## [EXERCISE AIM]
All records should be reproduced verbatim.

━━━━━━━━━━━━━━━━━━━━

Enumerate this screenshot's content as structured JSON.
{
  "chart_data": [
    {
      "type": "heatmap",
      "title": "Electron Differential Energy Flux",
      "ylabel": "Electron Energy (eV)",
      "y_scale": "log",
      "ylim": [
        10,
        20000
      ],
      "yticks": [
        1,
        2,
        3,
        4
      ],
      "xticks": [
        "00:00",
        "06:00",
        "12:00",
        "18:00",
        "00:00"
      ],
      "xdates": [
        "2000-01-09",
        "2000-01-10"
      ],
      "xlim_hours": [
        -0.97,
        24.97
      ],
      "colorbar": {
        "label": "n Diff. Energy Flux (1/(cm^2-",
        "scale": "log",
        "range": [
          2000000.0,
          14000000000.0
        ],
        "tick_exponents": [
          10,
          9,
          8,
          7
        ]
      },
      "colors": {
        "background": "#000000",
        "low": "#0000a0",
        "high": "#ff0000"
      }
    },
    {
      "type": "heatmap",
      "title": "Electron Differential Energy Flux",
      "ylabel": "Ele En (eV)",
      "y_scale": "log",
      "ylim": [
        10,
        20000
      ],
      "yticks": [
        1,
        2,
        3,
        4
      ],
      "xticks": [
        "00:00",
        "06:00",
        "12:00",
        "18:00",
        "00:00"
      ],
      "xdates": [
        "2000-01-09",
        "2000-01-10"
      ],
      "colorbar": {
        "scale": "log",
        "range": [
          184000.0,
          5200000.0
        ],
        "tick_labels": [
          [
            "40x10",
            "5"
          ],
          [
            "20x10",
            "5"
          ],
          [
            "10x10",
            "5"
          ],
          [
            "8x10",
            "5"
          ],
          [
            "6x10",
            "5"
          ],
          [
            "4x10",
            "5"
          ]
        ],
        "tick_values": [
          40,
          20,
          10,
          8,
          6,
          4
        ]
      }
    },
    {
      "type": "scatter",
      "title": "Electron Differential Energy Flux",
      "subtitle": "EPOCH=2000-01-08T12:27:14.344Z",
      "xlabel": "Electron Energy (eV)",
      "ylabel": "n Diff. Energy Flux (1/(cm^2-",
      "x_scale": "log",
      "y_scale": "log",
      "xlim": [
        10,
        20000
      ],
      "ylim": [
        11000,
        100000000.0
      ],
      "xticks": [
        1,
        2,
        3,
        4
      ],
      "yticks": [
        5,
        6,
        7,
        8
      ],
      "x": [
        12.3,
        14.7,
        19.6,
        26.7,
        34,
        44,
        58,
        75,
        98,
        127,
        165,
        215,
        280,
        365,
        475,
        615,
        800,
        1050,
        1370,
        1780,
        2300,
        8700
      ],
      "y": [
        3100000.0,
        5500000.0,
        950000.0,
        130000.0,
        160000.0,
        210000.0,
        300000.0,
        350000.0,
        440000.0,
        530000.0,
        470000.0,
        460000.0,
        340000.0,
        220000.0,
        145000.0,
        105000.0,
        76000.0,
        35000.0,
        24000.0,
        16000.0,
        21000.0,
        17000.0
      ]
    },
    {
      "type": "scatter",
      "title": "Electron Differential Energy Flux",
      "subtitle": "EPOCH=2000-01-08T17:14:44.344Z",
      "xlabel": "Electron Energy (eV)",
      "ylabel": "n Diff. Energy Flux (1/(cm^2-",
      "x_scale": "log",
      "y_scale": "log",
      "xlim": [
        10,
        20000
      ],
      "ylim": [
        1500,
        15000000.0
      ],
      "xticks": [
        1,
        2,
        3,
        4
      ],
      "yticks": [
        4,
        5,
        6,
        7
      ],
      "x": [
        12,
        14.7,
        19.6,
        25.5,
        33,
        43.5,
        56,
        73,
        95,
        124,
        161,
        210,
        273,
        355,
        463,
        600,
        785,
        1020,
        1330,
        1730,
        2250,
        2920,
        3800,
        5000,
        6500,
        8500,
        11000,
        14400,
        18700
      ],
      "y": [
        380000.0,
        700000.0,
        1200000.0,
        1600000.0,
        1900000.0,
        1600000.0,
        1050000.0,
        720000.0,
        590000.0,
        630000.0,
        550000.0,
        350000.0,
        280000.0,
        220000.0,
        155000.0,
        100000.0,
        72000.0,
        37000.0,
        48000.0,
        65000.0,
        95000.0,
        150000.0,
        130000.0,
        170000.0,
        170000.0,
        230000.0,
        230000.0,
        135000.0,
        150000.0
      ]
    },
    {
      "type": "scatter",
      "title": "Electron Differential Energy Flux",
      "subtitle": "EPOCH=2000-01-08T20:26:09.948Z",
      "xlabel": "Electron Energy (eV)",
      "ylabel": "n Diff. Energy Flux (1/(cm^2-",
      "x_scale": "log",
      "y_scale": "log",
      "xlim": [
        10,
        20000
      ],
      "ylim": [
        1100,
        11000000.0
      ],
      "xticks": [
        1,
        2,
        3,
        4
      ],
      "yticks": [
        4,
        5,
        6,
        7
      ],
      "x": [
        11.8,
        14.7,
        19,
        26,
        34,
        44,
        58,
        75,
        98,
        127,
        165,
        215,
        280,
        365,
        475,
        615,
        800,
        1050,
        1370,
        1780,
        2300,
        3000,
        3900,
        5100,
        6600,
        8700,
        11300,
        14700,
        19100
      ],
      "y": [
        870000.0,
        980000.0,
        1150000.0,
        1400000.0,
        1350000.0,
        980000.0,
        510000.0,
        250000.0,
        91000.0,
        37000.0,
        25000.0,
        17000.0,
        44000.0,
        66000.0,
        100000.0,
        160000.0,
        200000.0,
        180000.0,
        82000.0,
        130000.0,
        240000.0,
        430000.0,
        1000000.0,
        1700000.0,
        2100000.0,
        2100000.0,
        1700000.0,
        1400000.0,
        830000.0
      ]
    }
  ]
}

━━━━━━━━━━━━━━━━━━━━

## [OUTPUT FOR THIS EXERCISE]
Enumerate this screenshot's content as structured JSON.
{
  "chart_data": [
    {
      "type": "heatmap",
      "title": "Electron Differential Energy Flux",
      "ylabel": "Electron Energy (eV)",
      "y_scale": "log",
      "ylim": [
        10,
        20000
      ],
      "yticks": [
        1,
        2,
        3,
        4
      ],
      "xticks": [
        "00:00",
        "06:00",
        "12:00",
        "18:00",
        "00:00"
      ],
      "xdates": [
        "2000-01-09",
        "2000-01-10"
      ],
      "xlim_hours": [
        -0.97,
        24.97
      ],
      "colorbar": {
        "label": "n Diff. Energy Flux (1/(cm^2-",
        "scale": "log",
        "range": [
          2000000.0,
          14000000000.0
        ],
        "tick_exponents": [
          10,
          9,
          8,
          7
        ]
      },
      "colors": {
        "background": "#000000",
        "low": "#0000a0",
        "high": "#ff0000"
      }
    },
    {
      "type": "heatmap",
      "title": "Electron Differential Energy Flux",
      "ylabel": "Ele En (eV)",
      "y_scale": "log",
      "ylim": [
        10,
        20000
      ],
      "yticks": [
        1,
        2,
        3,
        4
      ],
      "xticks": [
        "00:00",
        "06:00",
        "12:00",
        "18:00",
        "00:00"
      ],
      "xdates": [
        "2000-01-09",
        "2000-01-10"
      ],
      "colorbar": {
        "scale": "log",
        "range": [
          184000.0,
          5200000.0
        ],
        "tick_labels": [
          [
            "40x10",
            "5"
          ],
          [
            "20x10",
            "5"
          ],
          [
            "10x10",
            "5"
          ],
          [
            "8x10",
            "5"
          ],
          [
            "6x10",
            "5"
          ],
          [
            "4x10",
            "5"
          ]
        ],
        "tick_values": [
          40,
          20,
          10,
          8,
          6,
          4
        ]
      }
    },
    {
      "type": "scatter",
      "title": "Electron Differential Energy Flux",
      "subtitle": "EPOCH=2000-01-08T12:27:14.344Z",
      "xlabel": "Electron Energy (eV)",
      "ylabel": "n Diff. Energy Flux (1/(cm^2-",
      "x_scale": "log",
      "y_scale": "log",
      "xlim": [
        10,
        20000
      ],
      "ylim": [
        11000,
        100000000.0
      ],
      "xticks": [
        1,
        2,
        3,
        4
      ],
      "yticks": [
        5,
        6,
        7,
        8
      ],
      "x": [
        12.3,
        14.7,
        19.6,
        26.7,
        34,
        44,
        58,
        75,
        98,
        127,
        165,
        215,
        280,
        365,
        475,
        615,
        800,
        1050,
        1370,
        1780,
        2300,
        8700
      ],
      "y": [
        3100000.0,
        5500000.0,
        950000.0,
        130000.0,
        160000.0,
        210000.0,
        300000.0,
        350000.0,
        440000.0,
        530000.0,
        470000.0,
        460000.0,
        340000.0,
        220000.0,
        145000.0,
        105000.0,
        76000.0,
        35000.0,
        24000.0,
        16000.0,
        21000.0,
        17000.0
      ]
    },
    {
      "type": "scatter",
      "title": "Electron Differential Energy Flux",
      "subtitle": "EPOCH=2000-01-08T17:14:44.344Z",
      "xlabel": "Electron Energy (eV)",
      "ylabel": "n Diff. Energy Flux (1/(cm^2-",
      "x_scale": "log",
      "y_scale": "log",
      "xlim": [
        10,
        20000
      ],
      "ylim": [
        1500,
        15000000.0
      ],
      "xticks": [
        1,
        2,
        3,
        4
      ],
      "yticks": [
        4,
        5,
        6,
        7
      ],
      "x": [
        12,
        14.7,
        19.6,
        25.5,
        33,
        43.5,
        56,
        73,
        95,
        124,
        161,
        210,
        273,
        355,
        463,
        600,
        785,
        1020,
        1330,
        1730,
        2250,
        2920,
        3800,
        5000,
        6500,
        8500,
        11000,
        14400,
        18700
      ],
      "y": [
        380000.0,
        700000.0,
        1200000.0,
        1600000.0,
        1900000.0,
        1600000.0,
        1050000.0,
        720000.0,
        590000.0,
        630000.0,
        550000.0,
        350000.0,
        280000.0,
        220000.0,
        155000.0,
        100000.0,
        72000.0,
        37000.0,
        48000.0,
        65000.0,
        95000.0,
        150000.0,
        130000.0,
        170000.0,
        170000.0,
        230000.0,
        230000.0,
        135000.0,
        150000.0
      ]
    },
    {
      "type": "scatter",
      "title": "Electron Differential Energy Flux",
      "subtitle": "EPOCH=2000-01-08T20:26:09.948Z",
      "xlabel": "Electron Energy (eV)",
      "ylabel": "n Diff. Energy Flux (1/(cm^2-",
      "x_scale": "log",
      "y_scale": "log",
      "xlim": [
        10,
        20000
      ],
      "ylim": [
        1100,
        11000000.0
      ],
      "xticks": [
        1,
        2,
        3,
        4
      ],
      "yticks": [
        4,
        5,
        6,
        7
      ],
      "x": [
        11.8,
        14.7,
        19,
        26,
        34,
        44,
        58,
        75,
        98,
        127,
        165,
        215,
        280,
        365,
        475,
        615,
        800,
        1050,
        1370,
        1780,
        2300,
        3000,
        3900,
        5100,
        6600,
        8700,
        11300,
        14700,
        19100
      ],
      "y": [
        870000.0,
        980000.0,
        1150000.0,
        1400000.0,
        1350000.0,
        980000.0,
        510000.0,
        250000.0,
        91000.0,
        37000.0,
        25000.0,
        17000.0,
        44000.0,
        66000.0,
        100000.0,
        160000.0,
        200000.0,
        180000.0,
        82000.0,
        130000.0,
        240000.0,
        430000.0,
        1000000.0,
        1700000.0,
        2100000.0,
        2100000.0,
        1700000.0,
        1400000.0,
        830000.0
      ]
    }
  ]
}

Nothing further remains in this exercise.